• Exercise details
Count how many lines in the material below hold the word "Читать"; the reply is that number alone.

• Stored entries
▼▼▼

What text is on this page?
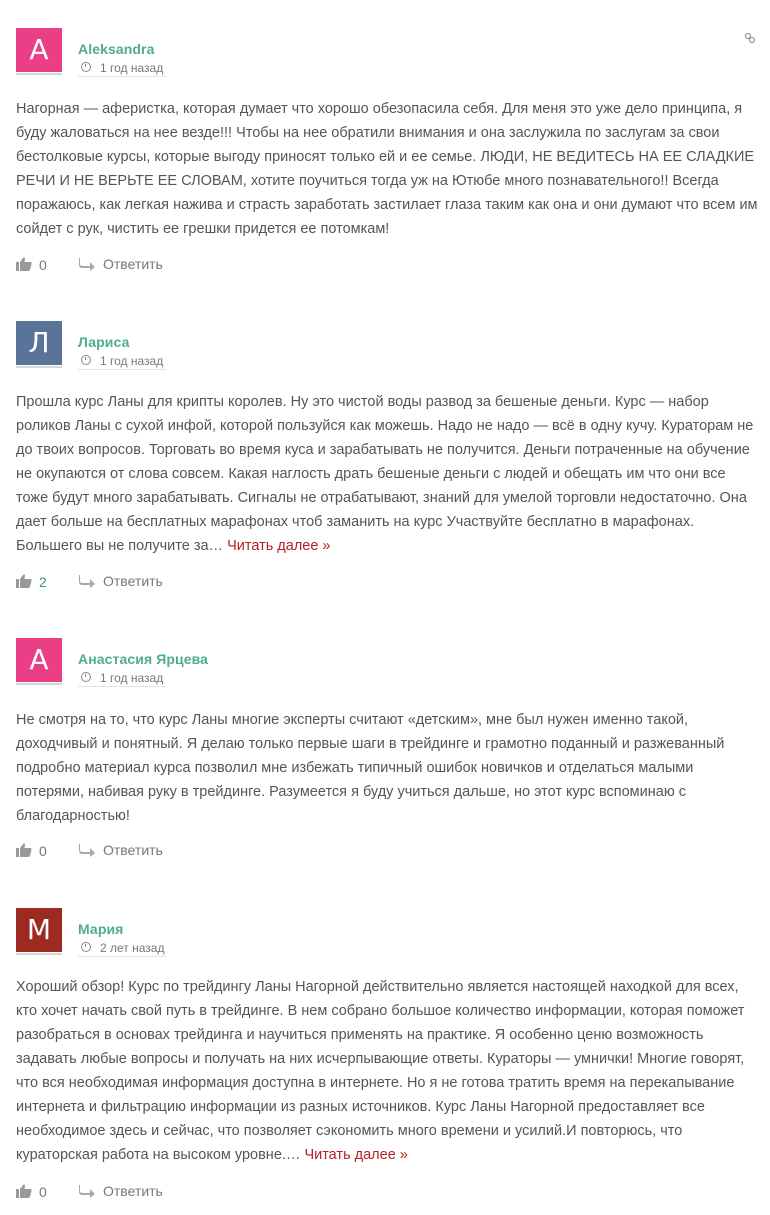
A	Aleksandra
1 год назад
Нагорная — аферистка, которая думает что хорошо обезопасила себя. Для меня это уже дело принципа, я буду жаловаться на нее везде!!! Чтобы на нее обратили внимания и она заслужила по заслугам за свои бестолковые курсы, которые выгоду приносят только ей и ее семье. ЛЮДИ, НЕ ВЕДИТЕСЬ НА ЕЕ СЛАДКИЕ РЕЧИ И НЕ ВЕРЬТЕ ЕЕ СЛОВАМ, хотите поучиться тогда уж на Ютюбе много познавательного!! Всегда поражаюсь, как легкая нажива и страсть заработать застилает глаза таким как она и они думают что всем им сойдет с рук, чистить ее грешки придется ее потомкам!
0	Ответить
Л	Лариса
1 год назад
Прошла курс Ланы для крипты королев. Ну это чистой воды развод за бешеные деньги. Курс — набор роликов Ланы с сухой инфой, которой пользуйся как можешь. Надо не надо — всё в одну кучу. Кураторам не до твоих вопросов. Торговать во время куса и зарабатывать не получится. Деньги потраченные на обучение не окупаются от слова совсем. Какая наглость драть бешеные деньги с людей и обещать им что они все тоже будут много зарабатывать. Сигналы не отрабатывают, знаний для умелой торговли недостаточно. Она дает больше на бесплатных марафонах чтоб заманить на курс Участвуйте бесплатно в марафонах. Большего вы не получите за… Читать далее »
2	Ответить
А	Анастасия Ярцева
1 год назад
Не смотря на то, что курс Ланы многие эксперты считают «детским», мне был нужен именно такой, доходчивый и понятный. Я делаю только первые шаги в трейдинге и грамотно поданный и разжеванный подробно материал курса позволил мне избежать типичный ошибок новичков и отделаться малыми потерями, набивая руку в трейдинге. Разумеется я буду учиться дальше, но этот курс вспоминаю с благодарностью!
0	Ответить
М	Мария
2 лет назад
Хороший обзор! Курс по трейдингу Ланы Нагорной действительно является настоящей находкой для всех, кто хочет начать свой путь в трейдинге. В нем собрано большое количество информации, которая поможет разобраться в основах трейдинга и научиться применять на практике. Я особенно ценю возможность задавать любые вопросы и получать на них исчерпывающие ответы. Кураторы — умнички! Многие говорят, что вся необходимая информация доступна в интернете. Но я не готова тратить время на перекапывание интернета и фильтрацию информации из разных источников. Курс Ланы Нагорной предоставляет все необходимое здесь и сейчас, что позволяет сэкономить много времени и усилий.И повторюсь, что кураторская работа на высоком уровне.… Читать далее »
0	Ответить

▲▲▲

• Exercise answer
2